» **Stated goal**
Reproduce the entries below in full, word for word.

» **Extracted data**

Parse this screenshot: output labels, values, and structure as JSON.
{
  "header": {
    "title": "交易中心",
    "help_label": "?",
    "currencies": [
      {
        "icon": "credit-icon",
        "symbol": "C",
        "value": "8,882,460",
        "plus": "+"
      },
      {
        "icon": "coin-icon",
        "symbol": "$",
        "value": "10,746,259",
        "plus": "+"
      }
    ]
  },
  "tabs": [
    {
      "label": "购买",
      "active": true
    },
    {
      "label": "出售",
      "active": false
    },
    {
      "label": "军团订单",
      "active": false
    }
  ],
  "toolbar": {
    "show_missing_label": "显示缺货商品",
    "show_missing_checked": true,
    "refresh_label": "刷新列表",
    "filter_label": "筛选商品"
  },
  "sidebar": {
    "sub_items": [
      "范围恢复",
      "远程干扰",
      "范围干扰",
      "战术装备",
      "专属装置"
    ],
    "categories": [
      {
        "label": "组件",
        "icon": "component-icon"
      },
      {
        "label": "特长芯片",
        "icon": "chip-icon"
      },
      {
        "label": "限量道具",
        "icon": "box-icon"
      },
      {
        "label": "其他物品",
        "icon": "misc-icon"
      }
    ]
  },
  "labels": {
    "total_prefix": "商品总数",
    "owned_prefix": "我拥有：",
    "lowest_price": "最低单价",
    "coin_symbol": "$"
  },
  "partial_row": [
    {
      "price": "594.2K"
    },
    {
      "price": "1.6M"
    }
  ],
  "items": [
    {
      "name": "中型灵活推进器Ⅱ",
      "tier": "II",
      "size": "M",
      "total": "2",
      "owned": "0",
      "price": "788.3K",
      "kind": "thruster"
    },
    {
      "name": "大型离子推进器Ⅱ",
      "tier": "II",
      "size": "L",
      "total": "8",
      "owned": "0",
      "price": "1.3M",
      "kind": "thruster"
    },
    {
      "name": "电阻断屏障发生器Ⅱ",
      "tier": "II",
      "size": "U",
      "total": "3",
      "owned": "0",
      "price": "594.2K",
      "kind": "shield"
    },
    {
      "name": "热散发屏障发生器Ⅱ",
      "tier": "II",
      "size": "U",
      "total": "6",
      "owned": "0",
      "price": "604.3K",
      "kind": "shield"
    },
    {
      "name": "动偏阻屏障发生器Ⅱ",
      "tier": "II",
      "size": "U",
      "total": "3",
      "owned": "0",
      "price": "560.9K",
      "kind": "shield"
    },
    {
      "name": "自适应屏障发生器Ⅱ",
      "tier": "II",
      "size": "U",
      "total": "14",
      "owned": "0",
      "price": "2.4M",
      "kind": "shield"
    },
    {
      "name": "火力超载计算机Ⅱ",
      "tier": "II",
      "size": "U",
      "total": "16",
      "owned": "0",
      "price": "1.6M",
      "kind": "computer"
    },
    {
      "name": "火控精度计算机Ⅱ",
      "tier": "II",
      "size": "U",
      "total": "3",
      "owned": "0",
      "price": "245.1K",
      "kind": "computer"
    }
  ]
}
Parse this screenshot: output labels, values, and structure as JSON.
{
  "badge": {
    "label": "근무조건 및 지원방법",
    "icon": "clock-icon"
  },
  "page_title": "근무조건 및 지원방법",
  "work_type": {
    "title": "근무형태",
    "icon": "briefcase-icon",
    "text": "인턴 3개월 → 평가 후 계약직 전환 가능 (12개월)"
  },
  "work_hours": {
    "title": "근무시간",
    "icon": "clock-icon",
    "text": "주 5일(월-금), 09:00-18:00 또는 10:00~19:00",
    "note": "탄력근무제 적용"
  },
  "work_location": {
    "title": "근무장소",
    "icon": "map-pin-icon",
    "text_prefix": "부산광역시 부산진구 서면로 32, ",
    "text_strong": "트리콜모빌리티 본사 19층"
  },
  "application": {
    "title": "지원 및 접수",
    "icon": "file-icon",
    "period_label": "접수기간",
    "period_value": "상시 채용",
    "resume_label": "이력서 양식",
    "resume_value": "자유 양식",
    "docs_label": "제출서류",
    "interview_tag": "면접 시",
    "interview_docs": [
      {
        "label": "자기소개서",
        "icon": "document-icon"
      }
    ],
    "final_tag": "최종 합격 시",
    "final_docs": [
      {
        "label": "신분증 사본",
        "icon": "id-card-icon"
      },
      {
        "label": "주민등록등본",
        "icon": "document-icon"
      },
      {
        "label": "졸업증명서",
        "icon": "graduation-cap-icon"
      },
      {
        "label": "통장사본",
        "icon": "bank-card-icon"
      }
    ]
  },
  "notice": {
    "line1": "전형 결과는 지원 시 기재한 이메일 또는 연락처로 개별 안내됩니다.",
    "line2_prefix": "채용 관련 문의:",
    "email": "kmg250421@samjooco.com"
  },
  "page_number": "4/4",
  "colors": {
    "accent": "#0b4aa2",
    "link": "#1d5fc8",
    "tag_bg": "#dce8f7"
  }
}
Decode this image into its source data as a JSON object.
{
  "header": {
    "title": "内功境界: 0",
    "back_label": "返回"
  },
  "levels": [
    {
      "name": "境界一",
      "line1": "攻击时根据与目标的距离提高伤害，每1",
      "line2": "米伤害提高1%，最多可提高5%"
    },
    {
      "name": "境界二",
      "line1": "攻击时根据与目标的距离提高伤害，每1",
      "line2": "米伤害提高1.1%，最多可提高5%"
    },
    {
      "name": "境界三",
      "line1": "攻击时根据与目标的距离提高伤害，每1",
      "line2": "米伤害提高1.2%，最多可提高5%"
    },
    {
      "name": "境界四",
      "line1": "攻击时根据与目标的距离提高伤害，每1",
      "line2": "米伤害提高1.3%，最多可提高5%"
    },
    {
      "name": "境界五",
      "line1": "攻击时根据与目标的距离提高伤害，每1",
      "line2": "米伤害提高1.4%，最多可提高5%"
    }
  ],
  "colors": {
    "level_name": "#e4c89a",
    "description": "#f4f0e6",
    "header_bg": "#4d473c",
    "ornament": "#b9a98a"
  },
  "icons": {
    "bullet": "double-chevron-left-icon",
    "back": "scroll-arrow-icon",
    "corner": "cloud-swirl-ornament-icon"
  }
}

» **Full solution**
Parse this screenshot: output labels, values, and structure as JSON.
{
  "header": {
    "title": "交易中心",
    "help_label": "?",
    "currencies": [
      {
        "icon": "credit-icon",
        "symbol": "C",
        "value": "8,882,460",
        "plus": "+"
      },
      {
        "icon": "coin-icon",
        "symbol": "$",
        "value": "10,746,259",
        "plus": "+"
      }
    ]
  },
  "tabs": [
    {
      "label": "购买",
      "active": true
    },
    {
      "label": "出售",
      "active": false
    },
    {
      "label": "军团订单",
      "active": false
    }
  ],
  "toolbar": {
    "show_missing_label": "显示缺货商品",
    "show_missing_checked": true,
    "refresh_label": "刷新列表",
    "filter_label": "筛选商品"
  },
  "sidebar": {
    "sub_items": [
      "范围恢复",
      "远程干扰",
      "范围干扰",
      "战术装备",
      "专属装置"
    ],
    "categories": [
      {
        "label": "组件",
        "icon": "component-icon"
      },
      {
        "label": "特长芯片",
        "icon": "chip-icon"
      },
      {
        "label": "限量道具",
        "icon": "box-icon"
      },
      {
        "label": "其他物品",
        "icon": "misc-icon"
      }
    ]
  },
  "labels": {
    "total_prefix": "商品总数",
    "owned_prefix": "我拥有：",
    "lowest_price": "最低单价",
    "coin_symbol": "$"
  },
  "partial_row": [
    {
      "price": "594.2K"
    },
    {
      "price": "1.6M"
    }
  ],
  "items": [
    {
      "name": "中型灵活推进器Ⅱ",
      "tier": "II",
      "size": "M",
      "total": "2",
      "owned": "0",
      "price": "788.3K",
      "kind": "thruster"
    },
    {
      "name": "大型离子推进器Ⅱ",
      "tier": "II",
      "size": "L",
      "total": "8",
      "owned": "0",
      "price": "1.3M",
      "kind": "thruster"
    },
    {
      "name": "电阻断屏障发生器Ⅱ",
      "tier": "II",
      "size": "U",
      "total": "3",
      "owned": "0",
      "price": "594.2K",
      "kind": "shield"
    },
    {
      "name": "热散发屏障发生器Ⅱ",
      "tier": "II",
      "size": "U",
      "total": "6",
      "owned": "0",
      "price": "604.3K",
      "kind": "shield"
    },
    {
      "name": "动偏阻屏障发生器Ⅱ",
      "tier": "II",
      "size": "U",
      "total": "3",
      "owned": "0",
      "price": "560.9K",
      "kind": "shield"
    },
    {
      "name": "自适应屏障发生器Ⅱ",
      "tier": "II",
      "size": "U",
      "total": "14",
      "owned": "0",
      "price": "2.4M",
      "kind": "shield"
    },
    {
      "name": "火力超载计算机Ⅱ",
      "tier": "II",
      "size": "U",
      "total": "16",
      "owned": "0",
      "price": "1.6M",
      "kind": "computer"
    },
    {
      "name": "火控精度计算机Ⅱ",
      "tier": "II",
      "size": "U",
      "total": "3",
      "owned": "0",
      "price": "245.1K",
      "kind": "computer"
    }
  ]
}
Parse this screenshot: output labels, values, and structure as JSON.
{
  "badge": {
    "label": "근무조건 및 지원방법",
    "icon": "clock-icon"
  },
  "page_title": "근무조건 및 지원방법",
  "work_type": {
    "title": "근무형태",
    "icon": "briefcase-icon",
    "text": "인턴 3개월 → 평가 후 계약직 전환 가능 (12개월)"
  },
  "work_hours": {
    "title": "근무시간",
    "icon": "clock-icon",
    "text": "주 5일(월-금), 09:00-18:00 또는 10:00~19:00",
    "note": "탄력근무제 적용"
  },
  "work_location": {
    "title": "근무장소",
    "icon": "map-pin-icon",
    "text_prefix": "부산광역시 부산진구 서면로 32, ",
    "text_strong": "트리콜모빌리티 본사 19층"
  },
  "application": {
    "title": "지원 및 접수",
    "icon": "file-icon",
    "period_label": "접수기간",
    "period_value": "상시 채용",
    "resume_label": "이력서 양식",
    "resume_value": "자유 양식",
    "docs_label": "제출서류",
    "interview_tag": "면접 시",
    "interview_docs": [
      {
        "label": "자기소개서",
        "icon": "document-icon"
      }
    ],
    "final_tag": "최종 합격 시",
    "final_docs": [
      {
        "label": "신분증 사본",
        "icon": "id-card-icon"
      },
      {
        "label": "주민등록등본",
        "icon": "document-icon"
      },
      {
        "label": "졸업증명서",
        "icon": "graduation-cap-icon"
      },
      {
        "label": "통장사본",
        "icon": "bank-card-icon"
      }
    ]
  },
  "notice": {
    "line1": "전형 결과는 지원 시 기재한 이메일 또는 연락처로 개별 안내됩니다.",
    "line2_prefix": "채용 관련 문의:",
    "email": "kmg250421@samjooco.com"
  },
  "page_number": "4/4",
  "colors": {
    "accent": "#0b4aa2",
    "link": "#1d5fc8",
    "tag_bg": "#dce8f7"
  }
}
Decode this image into its source data as a JSON object.
{
  "header": {
    "title": "内功境界: 0",
    "back_label": "返回"
  },
  "levels": [
    {
      "name": "境界一",
      "line1": "攻击时根据与目标的距离提高伤害，每1",
      "line2": "米伤害提高1%，最多可提高5%"
    },
    {
      "name": "境界二",
      "line1": "攻击时根据与目标的距离提高伤害，每1",
      "line2": "米伤害提高1.1%，最多可提高5%"
    },
    {
      "name": "境界三",
      "line1": "攻击时根据与目标的距离提高伤害，每1",
      "line2": "米伤害提高1.2%，最多可提高5%"
    },
    {
      "name": "境界四",
      "line1": "攻击时根据与目标的距离提高伤害，每1",
      "line2": "米伤害提高1.3%，最多可提高5%"
    },
    {
      "name": "境界五",
      "line1": "攻击时根据与目标的距离提高伤害，每1",
      "line2": "米伤害提高1.4%，最多可提高5%"
    }
  ],
  "colors": {
    "level_name": "#e4c89a",
    "description": "#f4f0e6",
    "header_bg": "#4d473c",
    "ornament": "#b9a98a"
  },
  "icons": {
    "bullet": "double-chevron-left-icon",
    "back": "scroll-arrow-icon",
    "corner": "cloud-swirl-ornament-icon"
  }
}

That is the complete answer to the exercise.